Zitat
(1) Die Vertretungsorgane der an der Verschmelzung beteiligten Rechtsträger schließen einen Verschmelzungsvertrag. § 311b Abs. 2 des Bürgerlichen Gesetzbuchs gilt für ihn nicht.
(2) Soll der Vertrag nach einem der nach § 13 erforderlichen Beschlüsse geschlossen werden, so ist vor diesem Beschluss ein schriftlicher Entwurf des Vertrags aufzustellen.
1 Zweck der Regelung
Rz. 1
Der Verschmelzungsvertrag bildet die Grundlage der Verschmelzung. Seine Bedeutung liegt nicht nur in der verbindlichen Festlegung der gesetzlichen Vorgaben, sondern auch in der Gestaltung der Strukturierung der an der Verschmelzung beteiligten Genossenschaften. Durch die formalen Erfordernisse seiner Kenntnisnahme (Auslegung vor Versammlung, Verlesen in der Versammlung § 83 Abs. 1 Satz 1 RN 1 ff.) wird gewährleistet, dass sich das Mitglied, das über die Verschmelzung entscheiden soll, mit den einzelnen Inhalten des Vertrags befassen und die Konsequenzen des Vertragsabschlusses über den Mehrheitsentscheid nach § 13 mit beeinflussen kann. § 4 Abs. 2 Satz 1 trägt der Entscheidungsfindung Rechnung. Hierzu gehören auch die Konsequenzen der Vermögensübertragung für das Mitglied, welche allerdings nur sehr eingeschränkt beeinflussbar sind (siehe § 5 RN 1 ff.). Der Übergang des Vermögens der übertragenden Genossenschaft wird hierbei im Wege der Gesamtrechtsnachfolge gegen Gewährung von Geschäftsanteilen der übernehmenden Genossenschaft an die Mitglieder realisiert. § 4 Abs. 2 Satz 2 ermöglicht dies durch die Aufhebung des Verbotes, eine Verpflichtung einzugehen, künftiges Vermögen zu übertragen (§ 311b Abs. 2 BGB).
——————————
Kopiere aus dem Textauszug zum Verschmelzungsvertrag den Abschnitt von „(2) Soll der“ bis „des Vertrags aufzustellen.“ wortgetreu.

_VORLIEGENDE EINTRÄGE_:
——————————
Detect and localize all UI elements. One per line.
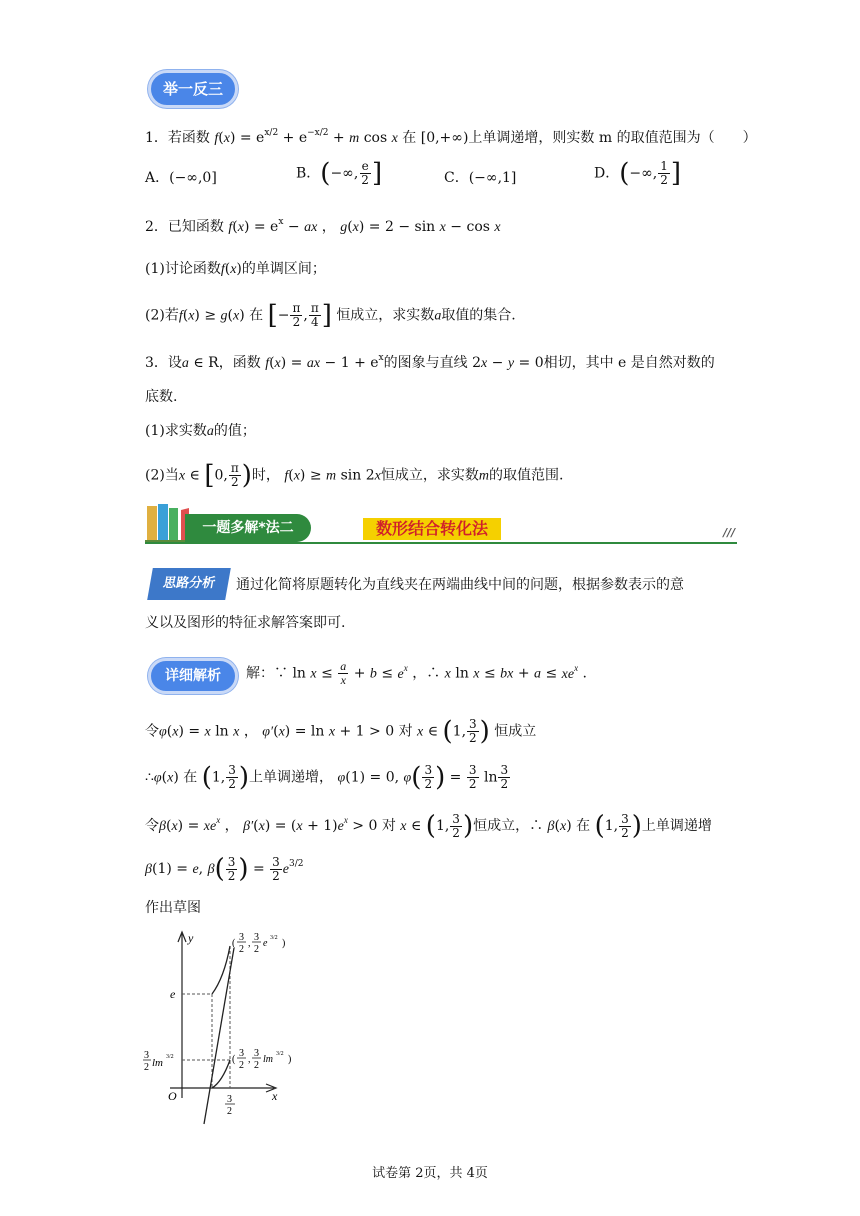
point-label-bottom xyxy=(232,1048,291,1071)
analysis-line-2: 义以及图形的特征求解答案即可. xyxy=(145,615,346,631)
solution-line-4: β(1) = e, β( $\frac{3}{2}$ ) = $\frac{3}{2}$ $e^{3/2}$ xyxy=(145,854,304,884)
origin-label: O xyxy=(168,1089,177,1103)
draw-sketch-label: 作出草图 xyxy=(145,900,201,916)
svg-text:,: , xyxy=(248,938,251,949)
svg-text:3/2: 3/2 xyxy=(270,935,278,941)
problem-3: 3．设a ∈ R，函数 f(x) = ax − $1 + e^x$的图象与直线 2x − y = 0相切，其中 e 是自然对数的 xyxy=(145,353,715,371)
point-label-top xyxy=(232,932,285,955)
problem-3-part-2: (2)当x ∈ [0, $\frac{\pi}{2}$ )时， f(x) ≥ m sin 2x恒成立，求实数m的取值范围. xyxy=(145,460,564,491)
svg-text:e: e xyxy=(263,938,268,949)
svg-text:3: 3 xyxy=(254,1048,259,1059)
method-title: 数形结合转化法 xyxy=(363,518,501,540)
svg-text:): ) xyxy=(282,938,286,949)
problem-1-option-d: D．(−∞, $\frac{1}{2}$ ] xyxy=(594,158,682,189)
page-footer: 试卷第 2页，共 4页 xyxy=(372,1166,488,1181)
e-tick-label: e xyxy=(170,987,176,1001)
method-banner xyxy=(145,502,737,546)
y-axis-label: y xyxy=(188,931,194,945)
svg-text:3/2: 3/2 xyxy=(166,1054,174,1060)
method-banner-rule xyxy=(145,542,737,544)
svg-text:2: 2 xyxy=(239,944,244,955)
solution-intro: 解：∵ ln x ≤ $\frac{a}{x}$ + $b \le e^x$ ，∴ x ln x ≤ bx + $a \le xe^x$ . xyxy=(246,659,587,687)
analysis-badge: 思路分析 xyxy=(147,568,231,600)
x-tick-32 xyxy=(225,1094,235,1117)
problem-2-part-2: (2)若f(x) ≥ g(x) 在 [− $\frac{\pi}{2}$ , $\frac{\pi}{4}$ ] 恒成立，求实数a取值的集合. xyxy=(145,300,516,331)
svg-text:2: 2 xyxy=(254,1060,259,1071)
section-badge-practice: 举一反三 xyxy=(148,70,238,108)
analysis-line-1: 通过化简将原题转化为直线夹在两端曲线中间的问题，根据参数表示的意 xyxy=(236,577,684,593)
svg-text:lm: lm xyxy=(263,1054,273,1065)
problem-3-line-2: 底数. xyxy=(145,389,178,405)
detail-badge: 详细解析 xyxy=(148,658,238,694)
solution-line-1: 令φ(x) = x ln x ， φ′(x) = ln x + 1 > 0 对 x ∈ (1, $\frac{3}{2}$ ) 恒成立 xyxy=(145,716,537,747)
sketch-figure xyxy=(140,926,320,1126)
banner-mark: /// xyxy=(723,526,736,539)
svg-text:(: ( xyxy=(232,938,236,949)
problem-1-option-c: C．(−∞,1] xyxy=(444,170,517,186)
problem-3-part-1: (1)求实数a的值； xyxy=(145,423,256,439)
svg-text:2: 2 xyxy=(144,1062,149,1073)
svg-text:): ) xyxy=(288,1054,292,1065)
svg-text:3: 3 xyxy=(254,932,259,943)
solution-line-2: ∴φ(x) 在 (1, $\frac{3}{2}$ )上单调递增， φ(1) = 0, φ( $\frac{3}{2}$ ) = $\frac{3}{2}$ ln $\frac{3}{2}$ xyxy=(145,762,509,793)
problem-1-option-a: A．(−∞,0] xyxy=(145,170,217,186)
svg-text:2: 2 xyxy=(254,944,259,955)
svg-text:3: 3 xyxy=(239,1048,244,1059)
svg-text:,: , xyxy=(248,1054,251,1065)
phi-tick-label xyxy=(143,1050,174,1073)
problem-1-option-b: B．(−∞, $\frac{e}{2}$ ] xyxy=(296,158,383,189)
svg-text:(: ( xyxy=(232,1054,236,1065)
svg-text:2: 2 xyxy=(239,1060,244,1071)
svg-text:3: 3 xyxy=(144,1050,149,1061)
x-axis-label: x xyxy=(272,1089,278,1103)
problem-1: 1．若函数 $f(x) = e^{x/2} + e^{-x/2} + m$ cos x 在 [0,+∞)上单调递增，则实数 m 的取值范围为（ ） xyxy=(145,128,757,146)
svg-text:3: 3 xyxy=(227,1094,232,1105)
svg-text:3: 3 xyxy=(239,932,244,943)
solution-line-3: 令$\beta(x) = xe^x$ ， $\beta'(x) = (x + 1)e^x > 0$ 对 x ∈ (1, $\frac{3}{2}$ )恒成立，∴ β(x) 在 (1, $\frac{3}{2}$ )上单调递增 xyxy=(145,811,712,841)
svg-text:2: 2 xyxy=(227,1106,232,1117)
method-banner-pill: 一题多解*法二 xyxy=(185,514,311,542)
problem-2-part-1: (1)讨论函数f(x)的单调区间； xyxy=(145,261,326,277)
problem-2: 2．已知函数 $f(x) = e^x$ − ax ， g(x) = 2 − sin x − cos x xyxy=(145,217,501,235)
svg-text:lm: lm xyxy=(152,1057,163,1069)
svg-text:3/2: 3/2 xyxy=(276,1051,284,1057)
——————————
_LÖSUNG_:
(2) Soll der Vertrag nach einem der nach § 13 erforderlichen Beschlüsse geschlossen werden, so ist vor diesem Beschluss ein schriftlicher Entwurf des Vertrags aufzustellen.